**Stored records**
---
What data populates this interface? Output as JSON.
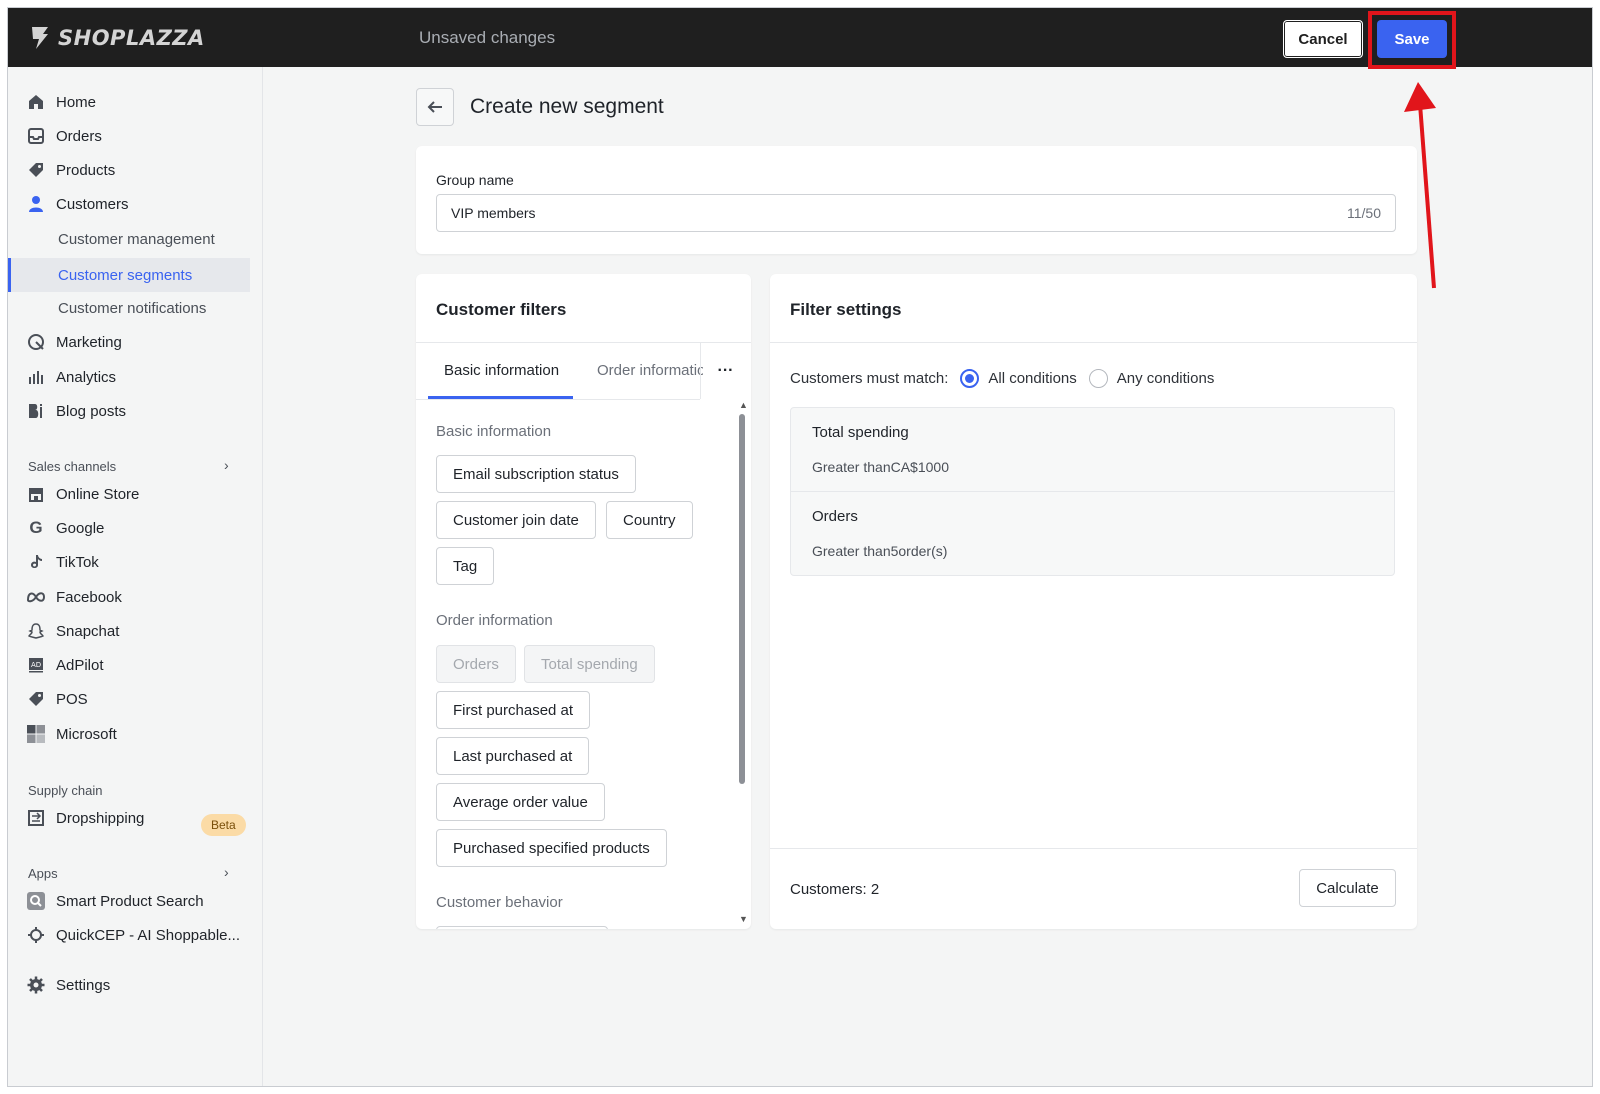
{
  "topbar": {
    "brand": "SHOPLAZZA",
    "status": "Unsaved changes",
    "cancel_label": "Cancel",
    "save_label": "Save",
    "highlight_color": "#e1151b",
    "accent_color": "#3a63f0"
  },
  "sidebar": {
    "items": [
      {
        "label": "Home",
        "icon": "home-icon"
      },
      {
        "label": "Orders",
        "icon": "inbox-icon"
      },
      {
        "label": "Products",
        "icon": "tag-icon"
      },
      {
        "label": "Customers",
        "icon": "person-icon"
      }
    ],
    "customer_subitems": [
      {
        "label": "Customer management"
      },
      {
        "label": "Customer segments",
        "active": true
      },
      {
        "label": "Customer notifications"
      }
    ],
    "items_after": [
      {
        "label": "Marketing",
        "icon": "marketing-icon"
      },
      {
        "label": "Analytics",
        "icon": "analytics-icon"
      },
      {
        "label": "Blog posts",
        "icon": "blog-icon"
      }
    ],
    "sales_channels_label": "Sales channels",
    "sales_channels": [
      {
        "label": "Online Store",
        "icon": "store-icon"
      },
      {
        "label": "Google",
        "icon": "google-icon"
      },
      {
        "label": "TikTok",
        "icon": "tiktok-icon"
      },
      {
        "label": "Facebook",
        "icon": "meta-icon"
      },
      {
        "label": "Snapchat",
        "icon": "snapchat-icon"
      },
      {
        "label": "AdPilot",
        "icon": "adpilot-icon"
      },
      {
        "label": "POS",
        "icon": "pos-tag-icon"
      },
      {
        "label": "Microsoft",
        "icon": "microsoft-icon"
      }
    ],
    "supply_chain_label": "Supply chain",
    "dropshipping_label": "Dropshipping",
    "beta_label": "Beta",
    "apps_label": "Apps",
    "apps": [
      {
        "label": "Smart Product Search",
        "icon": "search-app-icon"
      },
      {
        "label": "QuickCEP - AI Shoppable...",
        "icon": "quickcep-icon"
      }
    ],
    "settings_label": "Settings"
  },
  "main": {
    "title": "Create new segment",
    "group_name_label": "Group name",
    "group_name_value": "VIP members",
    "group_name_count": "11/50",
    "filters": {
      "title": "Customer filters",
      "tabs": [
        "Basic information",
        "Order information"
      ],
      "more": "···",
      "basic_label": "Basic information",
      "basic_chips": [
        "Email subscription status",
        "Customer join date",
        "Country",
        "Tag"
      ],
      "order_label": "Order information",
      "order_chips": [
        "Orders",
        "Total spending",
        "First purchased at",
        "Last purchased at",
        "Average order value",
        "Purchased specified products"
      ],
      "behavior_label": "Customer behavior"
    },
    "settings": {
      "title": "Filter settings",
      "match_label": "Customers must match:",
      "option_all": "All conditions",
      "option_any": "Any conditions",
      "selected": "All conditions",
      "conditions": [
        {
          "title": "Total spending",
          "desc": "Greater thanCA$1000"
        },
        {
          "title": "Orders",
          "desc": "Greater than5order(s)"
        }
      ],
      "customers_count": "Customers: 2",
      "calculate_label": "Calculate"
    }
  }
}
---
**What to produce**
Show the lines of the records that include the string "Customers".

**Response to this task**
        "label": "Customers",
      "match_label": "Customers must match:",
      "customers_count": "Customers: 2",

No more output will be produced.